> _Your goal_: Repeat each line of the material below exactly.

> _Supplied material_:
------------------------

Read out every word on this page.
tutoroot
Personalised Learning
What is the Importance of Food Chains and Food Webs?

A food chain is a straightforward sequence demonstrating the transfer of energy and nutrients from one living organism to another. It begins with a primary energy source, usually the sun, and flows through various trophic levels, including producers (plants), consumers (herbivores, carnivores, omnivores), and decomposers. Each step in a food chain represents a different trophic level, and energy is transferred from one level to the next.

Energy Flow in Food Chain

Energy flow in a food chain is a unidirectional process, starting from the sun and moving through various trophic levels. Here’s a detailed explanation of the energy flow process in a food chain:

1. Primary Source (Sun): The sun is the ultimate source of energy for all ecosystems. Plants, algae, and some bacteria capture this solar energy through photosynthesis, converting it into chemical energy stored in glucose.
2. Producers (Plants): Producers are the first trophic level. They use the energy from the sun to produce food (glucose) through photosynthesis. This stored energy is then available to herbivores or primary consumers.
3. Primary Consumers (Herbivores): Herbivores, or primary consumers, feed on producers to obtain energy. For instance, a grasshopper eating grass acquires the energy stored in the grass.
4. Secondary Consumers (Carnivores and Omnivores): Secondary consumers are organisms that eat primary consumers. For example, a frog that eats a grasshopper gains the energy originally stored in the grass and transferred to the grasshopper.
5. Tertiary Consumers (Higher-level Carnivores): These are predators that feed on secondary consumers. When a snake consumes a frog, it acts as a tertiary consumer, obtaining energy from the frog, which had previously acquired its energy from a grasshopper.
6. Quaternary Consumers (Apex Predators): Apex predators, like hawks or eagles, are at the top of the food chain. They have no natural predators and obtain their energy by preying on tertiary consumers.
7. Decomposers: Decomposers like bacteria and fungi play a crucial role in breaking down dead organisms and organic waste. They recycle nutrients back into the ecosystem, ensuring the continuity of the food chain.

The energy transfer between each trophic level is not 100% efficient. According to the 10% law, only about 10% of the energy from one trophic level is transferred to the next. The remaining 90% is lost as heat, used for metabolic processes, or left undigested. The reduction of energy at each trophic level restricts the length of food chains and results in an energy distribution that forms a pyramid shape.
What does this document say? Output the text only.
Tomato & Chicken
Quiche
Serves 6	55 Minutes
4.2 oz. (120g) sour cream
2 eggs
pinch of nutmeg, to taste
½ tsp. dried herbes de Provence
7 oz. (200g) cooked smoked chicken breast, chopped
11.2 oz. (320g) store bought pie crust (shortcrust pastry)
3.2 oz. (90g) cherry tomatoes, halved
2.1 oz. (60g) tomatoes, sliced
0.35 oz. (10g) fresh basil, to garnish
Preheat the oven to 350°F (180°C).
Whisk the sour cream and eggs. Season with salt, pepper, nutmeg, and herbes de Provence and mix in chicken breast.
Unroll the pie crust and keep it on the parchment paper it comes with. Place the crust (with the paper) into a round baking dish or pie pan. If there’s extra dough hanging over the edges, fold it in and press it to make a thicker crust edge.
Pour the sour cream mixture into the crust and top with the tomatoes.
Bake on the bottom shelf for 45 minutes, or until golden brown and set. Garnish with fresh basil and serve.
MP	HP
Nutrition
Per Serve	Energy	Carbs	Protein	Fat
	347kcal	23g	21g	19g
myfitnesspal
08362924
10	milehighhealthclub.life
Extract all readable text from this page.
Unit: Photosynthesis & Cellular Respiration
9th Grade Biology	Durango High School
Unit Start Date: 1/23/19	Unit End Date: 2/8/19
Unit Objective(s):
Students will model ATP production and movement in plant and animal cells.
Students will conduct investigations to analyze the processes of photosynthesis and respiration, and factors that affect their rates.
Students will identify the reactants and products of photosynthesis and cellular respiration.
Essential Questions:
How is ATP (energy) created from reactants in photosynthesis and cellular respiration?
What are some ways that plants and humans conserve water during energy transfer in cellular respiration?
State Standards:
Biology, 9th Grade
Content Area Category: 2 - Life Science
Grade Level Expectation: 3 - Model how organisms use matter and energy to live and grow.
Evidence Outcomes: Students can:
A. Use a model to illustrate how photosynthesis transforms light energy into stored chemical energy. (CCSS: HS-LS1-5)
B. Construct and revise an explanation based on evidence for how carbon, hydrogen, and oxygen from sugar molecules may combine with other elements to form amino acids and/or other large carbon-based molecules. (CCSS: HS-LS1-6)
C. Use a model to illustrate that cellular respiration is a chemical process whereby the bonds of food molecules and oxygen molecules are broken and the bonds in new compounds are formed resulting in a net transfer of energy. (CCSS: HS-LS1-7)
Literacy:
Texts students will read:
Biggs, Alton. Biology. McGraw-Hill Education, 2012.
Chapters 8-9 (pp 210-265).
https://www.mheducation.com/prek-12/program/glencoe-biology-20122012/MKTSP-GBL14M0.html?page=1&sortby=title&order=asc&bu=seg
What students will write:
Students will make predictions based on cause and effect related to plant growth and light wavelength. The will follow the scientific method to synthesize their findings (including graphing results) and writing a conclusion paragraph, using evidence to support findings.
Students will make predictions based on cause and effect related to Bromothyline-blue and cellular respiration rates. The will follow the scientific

------------------------

> _Problem solution_:
Read out every word on this page.
tutoroot
Personalised Learning
What is the Importance of Food Chains and Food Webs?

A food chain is a straightforward sequence demonstrating the transfer of energy and nutrients from one living organism to another. It begins with a primary energy source, usually the sun, and flows through various trophic levels, including producers (plants), consumers (herbivores, carnivores, omnivores), and decomposers. Each step in a food chain represents a different trophic level, and energy is transferred from one level to the next.

Energy Flow in Food Chain

Energy flow in a food chain is a unidirectional process, starting from the sun and moving through various trophic levels. Here’s a detailed explanation of the energy flow process in a food chain:

1. Primary Source (Sun): The sun is the ultimate source of energy for all ecosystems. Plants, algae, and some bacteria capture this solar energy through photosynthesis, converting it into chemical energy stored in glucose.
2. Producers (Plants): Producers are the first trophic level. They use the energy from the sun to produce food (glucose) through photosynthesis. This stored energy is then available to herbivores or primary consumers.
3. Primary Consumers (Herbivores): Herbivores, or primary consumers, feed on producers to obtain energy. For instance, a grasshopper eating grass acquires the energy stored in the grass.
4. Secondary Consumers (Carnivores and Omnivores): Secondary consumers are organisms that eat primary consumers. For example, a frog that eats a grasshopper gains the energy originally stored in the grass and transferred to the grasshopper.
5. Tertiary Consumers (Higher-level Carnivores): These are predators that feed on secondary consumers. When a snake consumes a frog, it acts as a tertiary consumer, obtaining energy from the frog, which had previously acquired its energy from a grasshopper.
6. Quaternary Consumers (Apex Predators): Apex predators, like hawks or eagles, are at the top of the food chain. They have no natural predators and obtain their energy by preying on tertiary consumers.
7. Decomposers: Decomposers like bacteria and fungi play a crucial role in breaking down dead organisms and organic waste. They recycle nutrients back into the ecosystem, ensuring the continuity of the food chain.

The energy transfer between each trophic level is not 100% efficient. According to the 10% law, only about 10% of the energy from one trophic level is transferred to the next. The remaining 90% is lost as heat, used for metabolic processes, or left undigested. The reduction of energy at each trophic level restricts the length of food chains and results in an energy distribution that forms a pyramid shape.
What does this document say? Output the text only.
Tomato & Chicken
Quiche
Serves 6	55 Minutes
4.2 oz. (120g) sour cream
2 eggs
pinch of nutmeg, to taste
½ tsp. dried herbes de Provence
7 oz. (200g) cooked smoked chicken breast, chopped
11.2 oz. (320g) store bought pie crust (shortcrust pastry)
3.2 oz. (90g) cherry tomatoes, halved
2.1 oz. (60g) tomatoes, sliced
0.35 oz. (10g) fresh basil, to garnish
Preheat the oven to 350°F (180°C).
Whisk the sour cream and eggs. Season with salt, pepper, nutmeg, and herbes de Provence and mix in chicken breast.
Unroll the pie crust and keep it on the parchment paper it comes with. Place the crust (with the paper) into a round baking dish or pie pan. If there’s extra dough hanging over the edges, fold it in and press it to make a thicker crust edge.
Pour the sour cream mixture into the crust and top with the tomatoes.
Bake on the bottom shelf for 45 minutes, or until golden brown and set. Garnish with fresh basil and serve.
MP	HP
Nutrition
Per Serve	Energy	Carbs	Protein	Fat
	347kcal	23g	21g	19g
myfitnesspal
08362924
10	milehighhealthclub.life
Extract all readable text from this page.
Unit: Photosynthesis & Cellular Respiration
9th Grade Biology	Durango High School
Unit Start Date: 1/23/19	Unit End Date: 2/8/19
Unit Objective(s):
Students will model ATP production and movement in plant and animal cells.
Students will conduct investigations to analyze the processes of photosynthesis and respiration, and factors that affect their rates.
Students will identify the reactants and products of photosynthesis and cellular respiration.
Essential Questions:
How is ATP (energy) created from reactants in photosynthesis and cellular respiration?
What are some ways that plants and humans conserve water during energy transfer in cellular respiration?
State Standards:
Biology, 9th Grade
Content Area Category: 2 - Life Science
Grade Level Expectation: 3 - Model how organisms use matter and energy to live and grow.
Evidence Outcomes: Students can:
A. Use a model to illustrate how photosynthesis transforms light energy into stored chemical energy. (CCSS: HS-LS1-5)
B. Construct and revise an explanation based on evidence for how carbon, hydrogen, and oxygen from sugar molecules may combine with other elements to form amino acids and/or other large carbon-based molecules. (CCSS: HS-LS1-6)
C. Use a model to illustrate that cellular respiration is a chemical process whereby the bonds of food molecules and oxygen molecules are broken and the bonds in new compounds are formed resulting in a net transfer of energy. (CCSS: HS-LS1-7)
Literacy:
Texts students will read:
Biggs, Alton. Biology. McGraw-Hill Education, 2012.
Chapters 8-9 (pp 210-265).
https://www.mheducation.com/prek-12/program/glencoe-biology-20122012/MKTSP-GBL14M0.html?page=1&sortby=title&order=asc&bu=seg
What students will write:
Students will make predictions based on cause and effect related to plant growth and light wavelength. The will follow the scientific method to synthesize their findings (including graphing results) and writing a conclusion paragraph, using evidence to support findings.
Students will make predictions based on cause and effect related to Bromothyline-blue and cellular respiration rates. The will follow the scientific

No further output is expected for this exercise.